>>>
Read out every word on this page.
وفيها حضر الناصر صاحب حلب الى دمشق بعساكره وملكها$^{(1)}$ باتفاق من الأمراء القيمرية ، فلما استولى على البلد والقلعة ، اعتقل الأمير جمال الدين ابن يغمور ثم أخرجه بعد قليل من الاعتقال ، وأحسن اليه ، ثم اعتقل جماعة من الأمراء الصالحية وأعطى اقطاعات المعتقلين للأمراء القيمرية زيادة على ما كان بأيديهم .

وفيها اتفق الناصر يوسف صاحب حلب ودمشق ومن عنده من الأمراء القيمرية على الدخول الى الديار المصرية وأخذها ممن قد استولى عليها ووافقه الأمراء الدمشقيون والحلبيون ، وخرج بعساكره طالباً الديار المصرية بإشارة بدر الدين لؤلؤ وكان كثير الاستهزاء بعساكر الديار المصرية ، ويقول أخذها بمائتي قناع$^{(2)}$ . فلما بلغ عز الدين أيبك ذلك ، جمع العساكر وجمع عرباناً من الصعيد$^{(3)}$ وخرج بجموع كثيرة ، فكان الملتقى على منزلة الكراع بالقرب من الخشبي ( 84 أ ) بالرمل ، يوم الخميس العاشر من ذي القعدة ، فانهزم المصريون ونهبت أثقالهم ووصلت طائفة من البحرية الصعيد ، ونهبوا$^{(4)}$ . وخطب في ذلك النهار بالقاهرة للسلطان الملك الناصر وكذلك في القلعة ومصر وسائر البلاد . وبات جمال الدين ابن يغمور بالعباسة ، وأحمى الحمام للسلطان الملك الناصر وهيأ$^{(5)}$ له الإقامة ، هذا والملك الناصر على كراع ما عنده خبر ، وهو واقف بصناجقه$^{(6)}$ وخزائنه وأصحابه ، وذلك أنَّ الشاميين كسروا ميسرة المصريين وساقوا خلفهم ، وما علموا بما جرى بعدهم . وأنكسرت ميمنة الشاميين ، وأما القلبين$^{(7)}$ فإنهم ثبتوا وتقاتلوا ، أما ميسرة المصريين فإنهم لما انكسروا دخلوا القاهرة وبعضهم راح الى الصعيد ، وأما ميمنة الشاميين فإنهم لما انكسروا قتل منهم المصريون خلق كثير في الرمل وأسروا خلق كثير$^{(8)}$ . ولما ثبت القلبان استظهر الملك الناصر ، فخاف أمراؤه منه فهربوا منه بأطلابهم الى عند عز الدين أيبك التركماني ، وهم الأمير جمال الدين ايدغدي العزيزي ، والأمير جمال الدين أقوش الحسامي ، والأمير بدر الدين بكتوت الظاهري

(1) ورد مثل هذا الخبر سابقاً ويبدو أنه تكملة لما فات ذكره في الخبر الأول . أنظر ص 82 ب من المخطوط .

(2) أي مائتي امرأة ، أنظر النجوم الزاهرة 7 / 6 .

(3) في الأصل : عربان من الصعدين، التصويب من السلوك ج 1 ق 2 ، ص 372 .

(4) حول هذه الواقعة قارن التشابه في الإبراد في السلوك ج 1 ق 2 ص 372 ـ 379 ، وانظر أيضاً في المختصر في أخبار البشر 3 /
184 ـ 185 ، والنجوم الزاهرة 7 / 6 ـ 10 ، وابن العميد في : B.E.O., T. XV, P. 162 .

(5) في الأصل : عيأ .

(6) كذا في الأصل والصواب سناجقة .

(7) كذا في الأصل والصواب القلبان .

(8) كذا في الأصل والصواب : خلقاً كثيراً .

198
<<<
What to work on:
Pull every line containing the word "أنظر" out of the material and copy it.

Task answer:
(1) ورد مثل هذا الخبر سابقاً ويبدو أنه تكملة لما فات ذكره في الخبر الأول . أنظر ص 82 ب من المخطوط .
(2) أي مائتي امرأة ، أنظر النجوم الزاهرة 7 / 6 .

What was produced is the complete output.